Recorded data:

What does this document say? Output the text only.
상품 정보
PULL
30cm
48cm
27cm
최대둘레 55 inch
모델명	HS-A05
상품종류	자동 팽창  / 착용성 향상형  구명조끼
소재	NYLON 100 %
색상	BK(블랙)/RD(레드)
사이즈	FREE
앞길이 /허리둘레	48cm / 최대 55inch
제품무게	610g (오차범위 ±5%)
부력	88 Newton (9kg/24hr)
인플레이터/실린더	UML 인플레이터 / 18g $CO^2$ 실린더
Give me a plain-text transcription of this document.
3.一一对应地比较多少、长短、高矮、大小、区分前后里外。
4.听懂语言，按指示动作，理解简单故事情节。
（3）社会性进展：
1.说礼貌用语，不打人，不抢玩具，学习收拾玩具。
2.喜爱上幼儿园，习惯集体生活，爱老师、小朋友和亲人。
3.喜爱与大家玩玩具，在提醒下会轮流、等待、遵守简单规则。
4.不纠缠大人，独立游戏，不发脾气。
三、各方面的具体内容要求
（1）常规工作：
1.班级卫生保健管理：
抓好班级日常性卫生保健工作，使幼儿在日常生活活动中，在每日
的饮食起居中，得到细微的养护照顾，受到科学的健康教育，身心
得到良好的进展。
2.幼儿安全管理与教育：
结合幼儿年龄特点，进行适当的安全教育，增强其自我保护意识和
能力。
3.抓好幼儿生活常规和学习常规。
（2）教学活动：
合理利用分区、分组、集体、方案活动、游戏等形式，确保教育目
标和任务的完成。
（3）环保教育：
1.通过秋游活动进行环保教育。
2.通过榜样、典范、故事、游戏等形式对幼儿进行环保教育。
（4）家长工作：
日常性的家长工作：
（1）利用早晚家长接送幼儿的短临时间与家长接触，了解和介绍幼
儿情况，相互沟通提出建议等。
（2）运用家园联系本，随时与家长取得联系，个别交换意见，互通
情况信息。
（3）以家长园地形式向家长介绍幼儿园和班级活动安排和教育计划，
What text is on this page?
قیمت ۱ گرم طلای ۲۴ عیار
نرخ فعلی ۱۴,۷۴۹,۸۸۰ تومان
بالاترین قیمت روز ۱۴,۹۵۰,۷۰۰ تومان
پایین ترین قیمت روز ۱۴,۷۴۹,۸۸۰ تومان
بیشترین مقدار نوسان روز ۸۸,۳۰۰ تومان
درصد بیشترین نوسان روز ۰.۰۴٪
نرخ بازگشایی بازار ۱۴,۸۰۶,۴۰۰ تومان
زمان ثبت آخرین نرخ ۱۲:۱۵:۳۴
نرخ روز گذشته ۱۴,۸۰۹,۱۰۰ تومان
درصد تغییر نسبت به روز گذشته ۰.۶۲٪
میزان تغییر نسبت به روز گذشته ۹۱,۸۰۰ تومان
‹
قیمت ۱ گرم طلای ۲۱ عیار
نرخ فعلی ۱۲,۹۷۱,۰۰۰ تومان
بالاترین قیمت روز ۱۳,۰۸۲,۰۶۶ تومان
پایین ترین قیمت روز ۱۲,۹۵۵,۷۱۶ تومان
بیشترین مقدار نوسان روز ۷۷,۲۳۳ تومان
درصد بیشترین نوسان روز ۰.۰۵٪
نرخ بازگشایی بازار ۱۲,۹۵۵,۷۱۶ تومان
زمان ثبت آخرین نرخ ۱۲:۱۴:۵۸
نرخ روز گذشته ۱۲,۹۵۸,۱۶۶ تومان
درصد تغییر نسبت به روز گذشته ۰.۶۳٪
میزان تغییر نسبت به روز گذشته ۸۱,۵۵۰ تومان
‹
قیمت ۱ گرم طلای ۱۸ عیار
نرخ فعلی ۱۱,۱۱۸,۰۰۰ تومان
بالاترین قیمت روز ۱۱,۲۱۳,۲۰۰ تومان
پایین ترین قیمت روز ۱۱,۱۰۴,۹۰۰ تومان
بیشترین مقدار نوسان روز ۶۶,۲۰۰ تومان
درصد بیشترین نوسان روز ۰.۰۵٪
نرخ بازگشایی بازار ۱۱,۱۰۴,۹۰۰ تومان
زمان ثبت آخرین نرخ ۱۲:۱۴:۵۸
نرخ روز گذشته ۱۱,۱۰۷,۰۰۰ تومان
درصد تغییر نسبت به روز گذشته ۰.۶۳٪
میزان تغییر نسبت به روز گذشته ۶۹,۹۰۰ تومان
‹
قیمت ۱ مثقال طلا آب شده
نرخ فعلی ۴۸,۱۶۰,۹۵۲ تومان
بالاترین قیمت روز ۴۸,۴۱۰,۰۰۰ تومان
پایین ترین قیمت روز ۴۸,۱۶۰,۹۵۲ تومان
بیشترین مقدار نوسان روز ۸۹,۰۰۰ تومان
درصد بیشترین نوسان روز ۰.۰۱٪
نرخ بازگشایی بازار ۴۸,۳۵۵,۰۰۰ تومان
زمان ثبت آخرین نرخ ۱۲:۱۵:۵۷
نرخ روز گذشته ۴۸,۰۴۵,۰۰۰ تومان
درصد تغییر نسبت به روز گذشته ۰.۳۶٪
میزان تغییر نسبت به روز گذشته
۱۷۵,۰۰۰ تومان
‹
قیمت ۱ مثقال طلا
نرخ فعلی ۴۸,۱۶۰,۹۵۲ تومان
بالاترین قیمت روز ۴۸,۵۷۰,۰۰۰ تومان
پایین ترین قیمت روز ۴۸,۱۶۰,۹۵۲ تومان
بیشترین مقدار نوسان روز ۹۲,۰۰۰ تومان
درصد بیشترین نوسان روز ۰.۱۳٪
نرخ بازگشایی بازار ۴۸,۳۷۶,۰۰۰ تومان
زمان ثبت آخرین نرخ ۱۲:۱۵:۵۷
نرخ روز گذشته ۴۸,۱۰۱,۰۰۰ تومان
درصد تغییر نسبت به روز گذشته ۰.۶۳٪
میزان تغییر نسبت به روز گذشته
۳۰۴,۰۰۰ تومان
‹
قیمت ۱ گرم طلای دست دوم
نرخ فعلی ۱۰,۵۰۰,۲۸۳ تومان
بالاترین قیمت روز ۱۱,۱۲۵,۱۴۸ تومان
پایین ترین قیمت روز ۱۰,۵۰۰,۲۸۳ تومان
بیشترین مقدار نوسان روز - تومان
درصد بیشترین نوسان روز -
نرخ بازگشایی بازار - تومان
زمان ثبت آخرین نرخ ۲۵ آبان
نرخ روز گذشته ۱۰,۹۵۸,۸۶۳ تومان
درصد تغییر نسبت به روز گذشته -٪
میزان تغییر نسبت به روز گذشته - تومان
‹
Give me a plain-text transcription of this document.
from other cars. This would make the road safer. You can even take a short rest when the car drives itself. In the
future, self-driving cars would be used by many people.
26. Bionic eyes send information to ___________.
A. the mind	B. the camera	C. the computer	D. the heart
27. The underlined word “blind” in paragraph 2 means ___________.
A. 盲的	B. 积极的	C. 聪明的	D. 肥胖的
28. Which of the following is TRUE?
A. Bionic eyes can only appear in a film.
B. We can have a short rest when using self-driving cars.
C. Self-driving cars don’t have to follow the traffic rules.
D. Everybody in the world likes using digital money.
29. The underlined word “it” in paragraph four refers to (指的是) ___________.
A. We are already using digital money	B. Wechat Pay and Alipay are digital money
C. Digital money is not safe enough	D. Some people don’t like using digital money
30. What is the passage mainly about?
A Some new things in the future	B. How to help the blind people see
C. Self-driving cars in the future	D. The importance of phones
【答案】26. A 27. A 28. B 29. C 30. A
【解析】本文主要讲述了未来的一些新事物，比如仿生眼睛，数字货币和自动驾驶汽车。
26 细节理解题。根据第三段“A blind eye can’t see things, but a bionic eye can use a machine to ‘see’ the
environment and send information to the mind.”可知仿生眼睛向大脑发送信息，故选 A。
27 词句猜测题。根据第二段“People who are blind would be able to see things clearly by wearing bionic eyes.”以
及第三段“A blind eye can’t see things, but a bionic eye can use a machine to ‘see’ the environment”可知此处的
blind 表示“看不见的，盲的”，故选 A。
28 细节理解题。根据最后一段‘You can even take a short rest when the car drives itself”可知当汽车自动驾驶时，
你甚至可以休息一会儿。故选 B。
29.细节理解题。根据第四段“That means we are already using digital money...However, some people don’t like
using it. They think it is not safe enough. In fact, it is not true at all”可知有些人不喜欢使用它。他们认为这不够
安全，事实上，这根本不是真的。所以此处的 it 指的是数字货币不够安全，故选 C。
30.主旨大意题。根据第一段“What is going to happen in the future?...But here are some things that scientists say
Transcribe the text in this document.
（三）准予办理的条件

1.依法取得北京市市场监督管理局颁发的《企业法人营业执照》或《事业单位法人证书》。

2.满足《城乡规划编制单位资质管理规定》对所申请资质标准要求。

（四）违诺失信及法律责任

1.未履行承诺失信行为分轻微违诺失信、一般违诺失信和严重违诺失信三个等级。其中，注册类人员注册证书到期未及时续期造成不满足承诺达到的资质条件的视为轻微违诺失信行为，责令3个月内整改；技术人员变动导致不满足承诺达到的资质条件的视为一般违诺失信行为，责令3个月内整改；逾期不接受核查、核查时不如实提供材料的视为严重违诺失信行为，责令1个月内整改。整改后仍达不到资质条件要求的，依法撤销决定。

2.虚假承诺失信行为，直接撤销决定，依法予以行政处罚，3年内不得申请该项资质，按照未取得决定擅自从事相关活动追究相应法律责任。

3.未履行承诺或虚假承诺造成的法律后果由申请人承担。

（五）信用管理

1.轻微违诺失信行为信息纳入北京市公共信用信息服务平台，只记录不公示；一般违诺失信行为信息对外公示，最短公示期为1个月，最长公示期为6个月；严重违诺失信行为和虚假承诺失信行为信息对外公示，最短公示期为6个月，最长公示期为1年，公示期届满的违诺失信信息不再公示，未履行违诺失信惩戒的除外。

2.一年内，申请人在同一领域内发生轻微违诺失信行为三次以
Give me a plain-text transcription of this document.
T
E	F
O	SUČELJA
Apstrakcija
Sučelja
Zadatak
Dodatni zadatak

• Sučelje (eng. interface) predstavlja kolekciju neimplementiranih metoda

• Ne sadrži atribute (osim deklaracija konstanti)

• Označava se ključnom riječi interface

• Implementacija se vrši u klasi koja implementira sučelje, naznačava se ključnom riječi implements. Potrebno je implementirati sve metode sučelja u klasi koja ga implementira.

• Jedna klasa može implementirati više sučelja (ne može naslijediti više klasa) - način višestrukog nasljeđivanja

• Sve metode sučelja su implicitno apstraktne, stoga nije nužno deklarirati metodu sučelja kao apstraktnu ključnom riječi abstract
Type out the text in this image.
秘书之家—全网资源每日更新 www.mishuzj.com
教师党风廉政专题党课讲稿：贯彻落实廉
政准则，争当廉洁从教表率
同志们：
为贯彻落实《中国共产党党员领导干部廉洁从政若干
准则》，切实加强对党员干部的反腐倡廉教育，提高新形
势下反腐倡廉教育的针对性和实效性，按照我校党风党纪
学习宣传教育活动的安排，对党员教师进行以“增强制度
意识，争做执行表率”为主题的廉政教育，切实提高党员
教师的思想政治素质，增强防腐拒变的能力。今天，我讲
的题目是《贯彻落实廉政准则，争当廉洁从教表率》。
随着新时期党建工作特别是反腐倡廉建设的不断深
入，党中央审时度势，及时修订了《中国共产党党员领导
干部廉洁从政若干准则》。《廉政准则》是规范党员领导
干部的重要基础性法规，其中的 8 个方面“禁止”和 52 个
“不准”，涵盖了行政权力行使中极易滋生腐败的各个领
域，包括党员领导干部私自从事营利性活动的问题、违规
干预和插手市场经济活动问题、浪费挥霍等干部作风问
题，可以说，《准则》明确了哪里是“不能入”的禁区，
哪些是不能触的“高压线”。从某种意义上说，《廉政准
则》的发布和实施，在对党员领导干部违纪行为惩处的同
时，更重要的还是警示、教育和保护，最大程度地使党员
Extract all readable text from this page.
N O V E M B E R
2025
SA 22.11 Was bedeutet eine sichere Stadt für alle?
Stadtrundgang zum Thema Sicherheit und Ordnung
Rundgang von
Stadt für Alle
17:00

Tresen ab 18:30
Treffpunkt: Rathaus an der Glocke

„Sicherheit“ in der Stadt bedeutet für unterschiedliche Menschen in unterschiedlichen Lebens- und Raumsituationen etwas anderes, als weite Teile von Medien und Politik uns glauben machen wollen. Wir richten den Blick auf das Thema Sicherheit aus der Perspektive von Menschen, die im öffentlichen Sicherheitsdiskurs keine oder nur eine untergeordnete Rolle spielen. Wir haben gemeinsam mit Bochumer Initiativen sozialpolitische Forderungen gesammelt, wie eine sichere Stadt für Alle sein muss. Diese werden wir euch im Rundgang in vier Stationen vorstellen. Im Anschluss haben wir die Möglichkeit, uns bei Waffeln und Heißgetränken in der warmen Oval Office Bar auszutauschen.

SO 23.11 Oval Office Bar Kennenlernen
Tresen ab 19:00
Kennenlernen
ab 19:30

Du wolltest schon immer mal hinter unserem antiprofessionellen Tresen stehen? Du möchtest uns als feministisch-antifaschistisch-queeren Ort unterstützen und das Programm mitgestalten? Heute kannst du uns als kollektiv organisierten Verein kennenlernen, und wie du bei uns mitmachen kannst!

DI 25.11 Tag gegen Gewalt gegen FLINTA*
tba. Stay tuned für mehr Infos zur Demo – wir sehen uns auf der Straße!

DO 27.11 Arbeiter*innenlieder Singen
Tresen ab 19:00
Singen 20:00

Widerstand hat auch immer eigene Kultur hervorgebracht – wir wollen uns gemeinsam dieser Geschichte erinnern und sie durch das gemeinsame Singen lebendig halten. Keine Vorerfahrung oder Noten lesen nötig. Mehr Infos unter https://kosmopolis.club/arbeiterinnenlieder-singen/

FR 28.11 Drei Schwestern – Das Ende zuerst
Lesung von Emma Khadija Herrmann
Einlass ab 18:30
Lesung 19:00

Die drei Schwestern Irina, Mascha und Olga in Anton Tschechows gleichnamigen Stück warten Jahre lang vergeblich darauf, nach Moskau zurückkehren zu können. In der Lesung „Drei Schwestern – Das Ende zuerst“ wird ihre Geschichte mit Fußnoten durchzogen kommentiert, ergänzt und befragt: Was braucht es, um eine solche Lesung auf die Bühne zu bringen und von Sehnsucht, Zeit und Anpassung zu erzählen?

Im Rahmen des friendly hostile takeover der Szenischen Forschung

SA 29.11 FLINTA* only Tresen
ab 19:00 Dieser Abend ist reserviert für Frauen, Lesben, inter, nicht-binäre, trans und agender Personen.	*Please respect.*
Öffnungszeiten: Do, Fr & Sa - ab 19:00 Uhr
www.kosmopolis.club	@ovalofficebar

Task goal: Only the number is needed: state how many lines in the listing contain "page".

Task output: 2